» EXTRACTED ENTRIES
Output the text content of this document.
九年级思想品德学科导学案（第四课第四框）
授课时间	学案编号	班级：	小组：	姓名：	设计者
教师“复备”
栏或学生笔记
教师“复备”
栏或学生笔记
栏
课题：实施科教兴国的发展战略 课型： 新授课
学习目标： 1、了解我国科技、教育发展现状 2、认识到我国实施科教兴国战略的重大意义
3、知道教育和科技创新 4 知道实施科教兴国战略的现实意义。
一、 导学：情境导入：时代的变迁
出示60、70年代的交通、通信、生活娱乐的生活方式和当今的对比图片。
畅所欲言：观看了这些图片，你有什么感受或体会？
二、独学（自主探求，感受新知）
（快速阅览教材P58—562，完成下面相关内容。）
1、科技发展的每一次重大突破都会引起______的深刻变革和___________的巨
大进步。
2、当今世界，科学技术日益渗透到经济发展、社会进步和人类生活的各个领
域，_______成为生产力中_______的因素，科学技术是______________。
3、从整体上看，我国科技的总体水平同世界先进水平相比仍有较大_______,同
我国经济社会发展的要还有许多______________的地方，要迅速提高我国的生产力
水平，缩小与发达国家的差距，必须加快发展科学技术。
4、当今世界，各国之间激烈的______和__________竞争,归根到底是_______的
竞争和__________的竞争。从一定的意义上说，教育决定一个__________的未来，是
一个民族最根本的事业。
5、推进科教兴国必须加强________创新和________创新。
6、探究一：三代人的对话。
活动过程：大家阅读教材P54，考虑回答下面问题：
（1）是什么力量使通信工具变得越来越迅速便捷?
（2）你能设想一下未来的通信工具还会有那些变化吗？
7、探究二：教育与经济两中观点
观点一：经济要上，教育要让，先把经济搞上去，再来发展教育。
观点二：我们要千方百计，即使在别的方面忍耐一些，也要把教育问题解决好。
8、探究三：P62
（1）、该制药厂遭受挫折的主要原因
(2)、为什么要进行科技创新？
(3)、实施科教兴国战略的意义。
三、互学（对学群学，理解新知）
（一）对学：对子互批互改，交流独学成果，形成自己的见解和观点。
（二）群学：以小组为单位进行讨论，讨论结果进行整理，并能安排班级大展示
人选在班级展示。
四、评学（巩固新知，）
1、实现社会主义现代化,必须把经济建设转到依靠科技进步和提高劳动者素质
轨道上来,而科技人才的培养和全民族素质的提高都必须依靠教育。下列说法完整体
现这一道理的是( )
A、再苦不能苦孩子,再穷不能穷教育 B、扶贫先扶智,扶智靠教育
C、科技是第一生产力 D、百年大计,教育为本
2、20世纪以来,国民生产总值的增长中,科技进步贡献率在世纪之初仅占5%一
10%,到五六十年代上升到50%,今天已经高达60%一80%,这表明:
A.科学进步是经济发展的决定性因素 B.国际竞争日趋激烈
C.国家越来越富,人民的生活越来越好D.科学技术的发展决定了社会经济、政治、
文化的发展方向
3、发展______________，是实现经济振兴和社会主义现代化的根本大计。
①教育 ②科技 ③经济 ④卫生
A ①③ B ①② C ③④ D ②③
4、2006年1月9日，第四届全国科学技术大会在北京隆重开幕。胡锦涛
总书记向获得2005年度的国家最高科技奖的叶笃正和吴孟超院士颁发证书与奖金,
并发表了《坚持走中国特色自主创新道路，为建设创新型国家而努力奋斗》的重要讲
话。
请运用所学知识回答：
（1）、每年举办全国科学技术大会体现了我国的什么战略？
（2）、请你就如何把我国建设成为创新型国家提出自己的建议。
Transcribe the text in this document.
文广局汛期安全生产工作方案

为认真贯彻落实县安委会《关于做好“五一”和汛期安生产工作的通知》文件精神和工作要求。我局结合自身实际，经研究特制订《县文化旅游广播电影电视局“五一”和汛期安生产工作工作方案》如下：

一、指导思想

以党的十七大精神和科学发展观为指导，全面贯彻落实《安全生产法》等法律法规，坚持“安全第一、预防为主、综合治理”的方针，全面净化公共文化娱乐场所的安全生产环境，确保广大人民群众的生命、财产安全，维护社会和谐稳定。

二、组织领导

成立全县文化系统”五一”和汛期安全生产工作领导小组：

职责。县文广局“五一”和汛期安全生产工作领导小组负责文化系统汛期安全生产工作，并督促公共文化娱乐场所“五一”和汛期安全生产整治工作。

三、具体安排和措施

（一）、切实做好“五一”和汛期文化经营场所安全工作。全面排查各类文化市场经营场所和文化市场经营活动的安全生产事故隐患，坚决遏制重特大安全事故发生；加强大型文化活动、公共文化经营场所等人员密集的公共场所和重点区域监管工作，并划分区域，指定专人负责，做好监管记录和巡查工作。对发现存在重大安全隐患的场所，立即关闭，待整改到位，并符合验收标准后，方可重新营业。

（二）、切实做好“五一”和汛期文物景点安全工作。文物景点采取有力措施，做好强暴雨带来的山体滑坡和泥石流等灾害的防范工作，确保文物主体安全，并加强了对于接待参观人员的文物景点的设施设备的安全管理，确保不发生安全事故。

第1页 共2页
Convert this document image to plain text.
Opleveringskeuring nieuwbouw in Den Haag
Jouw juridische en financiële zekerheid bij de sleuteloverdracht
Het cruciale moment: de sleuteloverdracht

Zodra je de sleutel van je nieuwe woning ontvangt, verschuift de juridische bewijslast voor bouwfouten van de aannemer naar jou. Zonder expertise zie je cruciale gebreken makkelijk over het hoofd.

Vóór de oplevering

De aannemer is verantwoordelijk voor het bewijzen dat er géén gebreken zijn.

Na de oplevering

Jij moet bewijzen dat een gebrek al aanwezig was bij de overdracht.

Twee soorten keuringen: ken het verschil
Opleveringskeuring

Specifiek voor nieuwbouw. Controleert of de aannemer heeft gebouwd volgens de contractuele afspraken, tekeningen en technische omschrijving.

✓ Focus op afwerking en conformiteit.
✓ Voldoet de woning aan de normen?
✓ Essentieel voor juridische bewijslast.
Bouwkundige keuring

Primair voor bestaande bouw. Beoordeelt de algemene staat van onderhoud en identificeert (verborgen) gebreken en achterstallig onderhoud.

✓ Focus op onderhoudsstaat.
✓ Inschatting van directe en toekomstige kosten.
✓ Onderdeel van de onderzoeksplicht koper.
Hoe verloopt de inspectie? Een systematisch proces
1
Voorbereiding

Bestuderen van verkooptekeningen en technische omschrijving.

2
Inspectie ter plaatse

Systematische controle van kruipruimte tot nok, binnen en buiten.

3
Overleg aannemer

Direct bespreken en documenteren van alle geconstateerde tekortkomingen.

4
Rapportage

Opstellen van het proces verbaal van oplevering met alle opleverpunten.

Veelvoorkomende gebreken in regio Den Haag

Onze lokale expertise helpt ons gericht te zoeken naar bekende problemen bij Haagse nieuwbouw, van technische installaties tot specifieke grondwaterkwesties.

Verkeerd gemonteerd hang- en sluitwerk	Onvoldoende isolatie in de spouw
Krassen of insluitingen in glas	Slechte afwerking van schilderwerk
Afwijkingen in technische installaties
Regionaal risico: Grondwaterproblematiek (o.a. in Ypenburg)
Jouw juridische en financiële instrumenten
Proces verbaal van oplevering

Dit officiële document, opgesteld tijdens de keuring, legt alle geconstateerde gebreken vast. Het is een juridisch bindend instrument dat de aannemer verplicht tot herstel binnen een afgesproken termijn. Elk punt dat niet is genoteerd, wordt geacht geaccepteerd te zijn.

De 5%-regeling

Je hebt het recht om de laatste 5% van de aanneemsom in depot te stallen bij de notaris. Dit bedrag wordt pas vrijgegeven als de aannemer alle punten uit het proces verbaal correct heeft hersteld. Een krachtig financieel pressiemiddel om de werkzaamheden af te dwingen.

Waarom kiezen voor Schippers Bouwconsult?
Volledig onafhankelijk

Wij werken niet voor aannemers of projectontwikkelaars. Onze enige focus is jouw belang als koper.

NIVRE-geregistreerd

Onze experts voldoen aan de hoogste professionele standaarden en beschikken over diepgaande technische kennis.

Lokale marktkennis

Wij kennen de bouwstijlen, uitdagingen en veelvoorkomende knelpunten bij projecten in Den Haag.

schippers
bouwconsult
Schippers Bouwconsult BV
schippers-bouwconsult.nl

» EXERCISE INSTRUCTIONS
Where a line of the material above holds the string "binnen", copy that line.

» THE ANSWER
Systematische controle van kruipruimte tot nok, binnen en buiten.
Dit officiële document, opgesteld tijdens de keuring, legt alle geconstateerde gebreken vast. Het is een juridisch bindend instrument dat de aannemer verplicht tot herstel binnen een afgesproken termijn. Elk punt dat niet is genoteerd, wordt geacht geaccepteerd te zijn.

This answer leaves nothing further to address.